Each record below must be returned exactly as shown.

- - -

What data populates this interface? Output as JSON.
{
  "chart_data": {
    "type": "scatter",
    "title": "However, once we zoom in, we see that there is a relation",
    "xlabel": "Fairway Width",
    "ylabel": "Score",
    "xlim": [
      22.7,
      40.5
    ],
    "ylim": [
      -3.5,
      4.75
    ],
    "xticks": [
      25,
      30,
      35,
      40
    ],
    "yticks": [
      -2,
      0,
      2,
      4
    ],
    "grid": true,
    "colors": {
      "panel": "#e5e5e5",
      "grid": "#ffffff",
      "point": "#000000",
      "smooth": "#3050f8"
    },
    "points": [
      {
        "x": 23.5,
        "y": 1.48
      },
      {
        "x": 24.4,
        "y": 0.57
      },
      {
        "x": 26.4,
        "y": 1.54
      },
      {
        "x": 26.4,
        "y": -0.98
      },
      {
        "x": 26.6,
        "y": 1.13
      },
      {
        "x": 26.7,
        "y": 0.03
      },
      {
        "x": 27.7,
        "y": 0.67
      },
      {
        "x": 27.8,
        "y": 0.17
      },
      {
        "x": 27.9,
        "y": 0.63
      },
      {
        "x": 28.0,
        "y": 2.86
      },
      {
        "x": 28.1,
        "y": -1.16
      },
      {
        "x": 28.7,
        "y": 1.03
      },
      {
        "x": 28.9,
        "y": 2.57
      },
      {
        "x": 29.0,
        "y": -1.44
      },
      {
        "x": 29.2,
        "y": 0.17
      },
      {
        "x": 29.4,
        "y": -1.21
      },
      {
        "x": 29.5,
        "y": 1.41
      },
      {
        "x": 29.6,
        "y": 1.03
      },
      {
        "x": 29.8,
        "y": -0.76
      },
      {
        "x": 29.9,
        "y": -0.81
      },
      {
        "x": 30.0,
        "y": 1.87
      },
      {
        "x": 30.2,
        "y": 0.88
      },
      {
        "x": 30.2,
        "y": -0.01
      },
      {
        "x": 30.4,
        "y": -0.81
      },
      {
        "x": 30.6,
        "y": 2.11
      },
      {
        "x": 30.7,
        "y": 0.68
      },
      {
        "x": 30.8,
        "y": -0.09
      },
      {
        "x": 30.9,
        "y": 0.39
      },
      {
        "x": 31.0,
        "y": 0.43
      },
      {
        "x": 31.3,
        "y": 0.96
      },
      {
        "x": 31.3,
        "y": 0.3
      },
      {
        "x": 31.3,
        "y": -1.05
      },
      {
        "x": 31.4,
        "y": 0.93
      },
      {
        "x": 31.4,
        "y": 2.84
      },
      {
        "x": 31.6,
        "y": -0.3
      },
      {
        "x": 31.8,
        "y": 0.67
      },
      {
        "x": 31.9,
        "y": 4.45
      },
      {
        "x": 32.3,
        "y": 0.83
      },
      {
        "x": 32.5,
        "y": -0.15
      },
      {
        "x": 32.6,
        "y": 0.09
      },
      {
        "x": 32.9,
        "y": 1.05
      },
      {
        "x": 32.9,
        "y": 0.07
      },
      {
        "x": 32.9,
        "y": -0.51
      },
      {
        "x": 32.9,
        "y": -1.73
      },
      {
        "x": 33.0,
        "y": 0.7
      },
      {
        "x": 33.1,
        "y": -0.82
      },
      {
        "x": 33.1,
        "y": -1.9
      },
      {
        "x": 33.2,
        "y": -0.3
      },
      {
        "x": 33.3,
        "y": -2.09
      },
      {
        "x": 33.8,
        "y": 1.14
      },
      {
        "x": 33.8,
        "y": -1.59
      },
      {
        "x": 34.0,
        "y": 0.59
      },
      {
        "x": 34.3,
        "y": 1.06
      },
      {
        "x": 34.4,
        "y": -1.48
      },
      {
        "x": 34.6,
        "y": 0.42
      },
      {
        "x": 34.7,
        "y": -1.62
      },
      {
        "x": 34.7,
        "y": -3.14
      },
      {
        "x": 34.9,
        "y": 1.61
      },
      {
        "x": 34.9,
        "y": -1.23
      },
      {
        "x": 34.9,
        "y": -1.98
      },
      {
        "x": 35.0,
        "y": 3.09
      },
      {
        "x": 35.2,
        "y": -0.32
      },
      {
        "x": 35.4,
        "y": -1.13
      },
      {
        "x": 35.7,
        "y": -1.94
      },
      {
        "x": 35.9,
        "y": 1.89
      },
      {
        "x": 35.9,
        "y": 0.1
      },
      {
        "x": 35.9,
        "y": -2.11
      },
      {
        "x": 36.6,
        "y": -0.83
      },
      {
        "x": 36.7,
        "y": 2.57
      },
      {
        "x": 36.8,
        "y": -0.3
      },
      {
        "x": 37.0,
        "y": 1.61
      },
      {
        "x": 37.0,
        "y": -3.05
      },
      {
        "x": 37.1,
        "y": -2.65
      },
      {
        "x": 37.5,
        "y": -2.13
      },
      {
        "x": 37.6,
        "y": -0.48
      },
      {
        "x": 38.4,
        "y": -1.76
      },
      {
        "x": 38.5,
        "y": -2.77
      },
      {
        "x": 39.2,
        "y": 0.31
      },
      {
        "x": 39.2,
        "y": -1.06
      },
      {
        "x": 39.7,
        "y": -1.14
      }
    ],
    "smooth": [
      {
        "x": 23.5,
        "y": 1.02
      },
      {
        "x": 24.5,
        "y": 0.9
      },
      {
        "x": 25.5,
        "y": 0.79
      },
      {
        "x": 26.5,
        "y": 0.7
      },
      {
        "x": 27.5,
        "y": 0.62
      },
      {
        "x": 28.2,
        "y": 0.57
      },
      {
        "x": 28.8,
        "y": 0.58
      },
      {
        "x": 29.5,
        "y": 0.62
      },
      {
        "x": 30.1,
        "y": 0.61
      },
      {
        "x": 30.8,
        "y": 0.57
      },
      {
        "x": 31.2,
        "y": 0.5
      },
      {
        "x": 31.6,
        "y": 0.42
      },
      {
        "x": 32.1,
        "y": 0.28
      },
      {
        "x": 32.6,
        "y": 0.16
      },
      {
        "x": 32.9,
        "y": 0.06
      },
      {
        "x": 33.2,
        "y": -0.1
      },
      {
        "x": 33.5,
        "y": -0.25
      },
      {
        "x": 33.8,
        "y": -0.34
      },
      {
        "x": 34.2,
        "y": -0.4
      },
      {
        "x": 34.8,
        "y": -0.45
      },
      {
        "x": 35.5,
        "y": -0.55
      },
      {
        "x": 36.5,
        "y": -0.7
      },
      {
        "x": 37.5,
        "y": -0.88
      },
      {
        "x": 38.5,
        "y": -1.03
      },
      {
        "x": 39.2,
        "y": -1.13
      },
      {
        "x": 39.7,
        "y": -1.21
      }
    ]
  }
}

- - -

Solution to the problem:
What data populates this interface? Output as JSON.
{
  "chart_data": {
    "type": "scatter",
    "title": "However, once we zoom in, we see that there is a relation",
    "xlabel": "Fairway Width",
    "ylabel": "Score",
    "xlim": [
      22.7,
      40.5
    ],
    "ylim": [
      -3.5,
      4.75
    ],
    "xticks": [
      25,
      30,
      35,
      40
    ],
    "yticks": [
      -2,
      0,
      2,
      4
    ],
    "grid": true,
    "colors": {
      "panel": "#e5e5e5",
      "grid": "#ffffff",
      "point": "#000000",
      "smooth": "#3050f8"
    },
    "points": [
      {
        "x": 23.5,
        "y": 1.48
      },
      {
        "x": 24.4,
        "y": 0.57
      },
      {
        "x": 26.4,
        "y": 1.54
      },
      {
        "x": 26.4,
        "y": -0.98
      },
      {
        "x": 26.6,
        "y": 1.13
      },
      {
        "x": 26.7,
        "y": 0.03
      },
      {
        "x": 27.7,
        "y": 0.67
      },
      {
        "x": 27.8,
        "y": 0.17
      },
      {
        "x": 27.9,
        "y": 0.63
      },
      {
        "x": 28.0,
        "y": 2.86
      },
      {
        "x": 28.1,
        "y": -1.16
      },
      {
        "x": 28.7,
        "y": 1.03
      },
      {
        "x": 28.9,
        "y": 2.57
      },
      {
        "x": 29.0,
        "y": -1.44
      },
      {
        "x": 29.2,
        "y": 0.17
      },
      {
        "x": 29.4,
        "y": -1.21
      },
      {
        "x": 29.5,
        "y": 1.41
      },
      {
        "x": 29.6,
        "y": 1.03
      },
      {
        "x": 29.8,
        "y": -0.76
      },
      {
        "x": 29.9,
        "y": -0.81
      },
      {
        "x": 30.0,
        "y": 1.87
      },
      {
        "x": 30.2,
        "y": 0.88
      },
      {
        "x": 30.2,
        "y": -0.01
      },
      {
        "x": 30.4,
        "y": -0.81
      },
      {
        "x": 30.6,
        "y": 2.11
      },
      {
        "x": 30.7,
        "y": 0.68
      },
      {
        "x": 30.8,
        "y": -0.09
      },
      {
        "x": 30.9,
        "y": 0.39
      },
      {
        "x": 31.0,
        "y": 0.43
      },
      {
        "x": 31.3,
        "y": 0.96
      },
      {
        "x": 31.3,
        "y": 0.3
      },
      {
        "x": 31.3,
        "y": -1.05
      },
      {
        "x": 31.4,
        "y": 0.93
      },
      {
        "x": 31.4,
        "y": 2.84
      },
      {
        "x": 31.6,
        "y": -0.3
      },
      {
        "x": 31.8,
        "y": 0.67
      },
      {
        "x": 31.9,
        "y": 4.45
      },
      {
        "x": 32.3,
        "y": 0.83
      },
      {
        "x": 32.5,
        "y": -0.15
      },
      {
        "x": 32.6,
        "y": 0.09
      },
      {
        "x": 32.9,
        "y": 1.05
      },
      {
        "x": 32.9,
        "y": 0.07
      },
      {
        "x": 32.9,
        "y": -0.51
      },
      {
        "x": 32.9,
        "y": -1.73
      },
      {
        "x": 33.0,
        "y": 0.7
      },
      {
        "x": 33.1,
        "y": -0.82
      },
      {
        "x": 33.1,
        "y": -1.9
      },
      {
        "x": 33.2,
        "y": -0.3
      },
      {
        "x": 33.3,
        "y": -2.09
      },
      {
        "x": 33.8,
        "y": 1.14
      },
      {
        "x": 33.8,
        "y": -1.59
      },
      {
        "x": 34.0,
        "y": 0.59
      },
      {
        "x": 34.3,
        "y": 1.06
      },
      {
        "x": 34.4,
        "y": -1.48
      },
      {
        "x": 34.6,
        "y": 0.42
      },
      {
        "x": 34.7,
        "y": -1.62
      },
      {
        "x": 34.7,
        "y": -3.14
      },
      {
        "x": 34.9,
        "y": 1.61
      },
      {
        "x": 34.9,
        "y": -1.23
      },
      {
        "x": 34.9,
        "y": -1.98
      },
      {
        "x": 35.0,
        "y": 3.09
      },
      {
        "x": 35.2,
        "y": -0.32
      },
      {
        "x": 35.4,
        "y": -1.13
      },
      {
        "x": 35.7,
        "y": -1.94
      },
      {
        "x": 35.9,
        "y": 1.89
      },
      {
        "x": 35.9,
        "y": 0.1
      },
      {
        "x": 35.9,
        "y": -2.11
      },
      {
        "x": 36.6,
        "y": -0.83
      },
      {
        "x": 36.7,
        "y": 2.57
      },
      {
        "x": 36.8,
        "y": -0.3
      },
      {
        "x": 37.0,
        "y": 1.61
      },
      {
        "x": 37.0,
        "y": -3.05
      },
      {
        "x": 37.1,
        "y": -2.65
      },
      {
        "x": 37.5,
        "y": -2.13
      },
      {
        "x": 37.6,
        "y": -0.48
      },
      {
        "x": 38.4,
        "y": -1.76
      },
      {
        "x": 38.5,
        "y": -2.77
      },
      {
        "x": 39.2,
        "y": 0.31
      },
      {
        "x": 39.2,
        "y": -1.06
      },
      {
        "x": 39.7,
        "y": -1.14
      }
    ],
    "smooth": [
      {
        "x": 23.5,
        "y": 1.02
      },
      {
        "x": 24.5,
        "y": 0.9
      },
      {
        "x": 25.5,
        "y": 0.79
      },
      {
        "x": 26.5,
        "y": 0.7
      },
      {
        "x": 27.5,
        "y": 0.62
      },
      {
        "x": 28.2,
        "y": 0.57
      },
      {
        "x": 28.8,
        "y": 0.58
      },
      {
        "x": 29.5,
        "y": 0.62
      },
      {
        "x": 30.1,
        "y": 0.61
      },
      {
        "x": 30.8,
        "y": 0.57
      },
      {
        "x": 31.2,
        "y": 0.5
      },
      {
        "x": 31.6,
        "y": 0.42
      },
      {
        "x": 32.1,
        "y": 0.28
      },
      {
        "x": 32.6,
        "y": 0.16
      },
      {
        "x": 32.9,
        "y": 0.06
      },
      {
        "x": 33.2,
        "y": -0.1
      },
      {
        "x": 33.5,
        "y": -0.25
      },
      {
        "x": 33.8,
        "y": -0.34
      },
      {
        "x": 34.2,
        "y": -0.4
      },
      {
        "x": 34.8,
        "y": -0.45
      },
      {
        "x": 35.5,
        "y": -0.55
      },
      {
        "x": 36.5,
        "y": -0.7
      },
      {
        "x": 37.5,
        "y": -0.88
      },
      {
        "x": 38.5,
        "y": -1.03
      },
      {
        "x": 39.2,
        "y": -1.13
      },
      {
        "x": 39.7,
        "y": -1.21
      }
    ]
  }
}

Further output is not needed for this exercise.